>> START MATERIAL PROVIDED
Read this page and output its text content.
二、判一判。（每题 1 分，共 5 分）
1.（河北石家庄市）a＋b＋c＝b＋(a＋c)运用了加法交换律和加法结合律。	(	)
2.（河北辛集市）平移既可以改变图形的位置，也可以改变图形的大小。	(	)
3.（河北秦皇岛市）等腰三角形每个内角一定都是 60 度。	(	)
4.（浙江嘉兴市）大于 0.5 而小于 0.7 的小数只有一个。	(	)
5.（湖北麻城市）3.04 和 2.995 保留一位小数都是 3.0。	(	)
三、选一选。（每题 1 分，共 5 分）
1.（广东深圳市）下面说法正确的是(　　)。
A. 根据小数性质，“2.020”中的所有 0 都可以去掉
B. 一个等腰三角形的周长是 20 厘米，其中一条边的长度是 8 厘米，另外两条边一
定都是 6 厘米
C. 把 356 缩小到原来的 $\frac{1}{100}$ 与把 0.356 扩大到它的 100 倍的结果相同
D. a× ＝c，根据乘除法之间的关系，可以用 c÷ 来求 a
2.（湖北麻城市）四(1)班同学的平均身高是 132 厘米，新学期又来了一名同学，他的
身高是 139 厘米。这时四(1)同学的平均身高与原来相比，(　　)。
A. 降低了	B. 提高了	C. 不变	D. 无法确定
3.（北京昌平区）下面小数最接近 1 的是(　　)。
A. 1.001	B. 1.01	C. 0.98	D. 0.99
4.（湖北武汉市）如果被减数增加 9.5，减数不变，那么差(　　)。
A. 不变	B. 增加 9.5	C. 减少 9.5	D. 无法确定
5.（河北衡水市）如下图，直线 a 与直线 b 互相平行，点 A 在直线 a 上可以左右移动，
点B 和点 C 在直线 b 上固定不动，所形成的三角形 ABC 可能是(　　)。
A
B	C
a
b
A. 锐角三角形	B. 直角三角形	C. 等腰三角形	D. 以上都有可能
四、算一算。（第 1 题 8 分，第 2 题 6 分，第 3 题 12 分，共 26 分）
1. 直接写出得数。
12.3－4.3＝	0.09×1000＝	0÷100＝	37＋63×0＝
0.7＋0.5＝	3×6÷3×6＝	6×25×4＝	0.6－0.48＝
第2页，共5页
>> END MATERIAL PROVIDED
◆ THE REQUEST
From the records above, please extract every line and repeat it exactly.

◆ FINISHED ANSWER
Read this page and output its text content.
二、判一判。（每题 1 分，共 5 分）
1.（河北石家庄市）a＋b＋c＝b＋(a＋c)运用了加法交换律和加法结合律。	(	)
2.（河北辛集市）平移既可以改变图形的位置，也可以改变图形的大小。	(	)
3.（河北秦皇岛市）等腰三角形每个内角一定都是 60 度。	(	)
4.（浙江嘉兴市）大于 0.5 而小于 0.7 的小数只有一个。	(	)
5.（湖北麻城市）3.04 和 2.995 保留一位小数都是 3.0。	(	)
三、选一选。（每题 1 分，共 5 分）
1.（广东深圳市）下面说法正确的是(　　)。
A. 根据小数性质，“2.020”中的所有 0 都可以去掉
B. 一个等腰三角形的周长是 20 厘米，其中一条边的长度是 8 厘米，另外两条边一
定都是 6 厘米
C. 把 356 缩小到原来的 $\frac{1}{100}$ 与把 0.356 扩大到它的 100 倍的结果相同
D. a× ＝c，根据乘除法之间的关系，可以用 c÷ 来求 a
2.（湖北麻城市）四(1)班同学的平均身高是 132 厘米，新学期又来了一名同学，他的
身高是 139 厘米。这时四(1)同学的平均身高与原来相比，(　　)。
A. 降低了	B. 提高了	C. 不变	D. 无法确定
3.（北京昌平区）下面小数最接近 1 的是(　　)。
A. 1.001	B. 1.01	C. 0.98	D. 0.99
4.（湖北武汉市）如果被减数增加 9.5，减数不变，那么差(　　)。
A. 不变	B. 增加 9.5	C. 减少 9.5	D. 无法确定
5.（河北衡水市）如下图，直线 a 与直线 b 互相平行，点 A 在直线 a 上可以左右移动，
点B 和点 C 在直线 b 上固定不动，所形成的三角形 ABC 可能是(　　)。
A
B	C
a
b
A. 锐角三角形	B. 直角三角形	C. 等腰三角形	D. 以上都有可能
四、算一算。（第 1 题 8 分，第 2 题 6 分，第 3 题 12 分，共 26 分）
1. 直接写出得数。
12.3－4.3＝	0.09×1000＝	0÷100＝	37＋63×0＝
0.7＋0.5＝	3×6÷3×6＝	6×25×4＝	0.6－0.48＝
第2页，共5页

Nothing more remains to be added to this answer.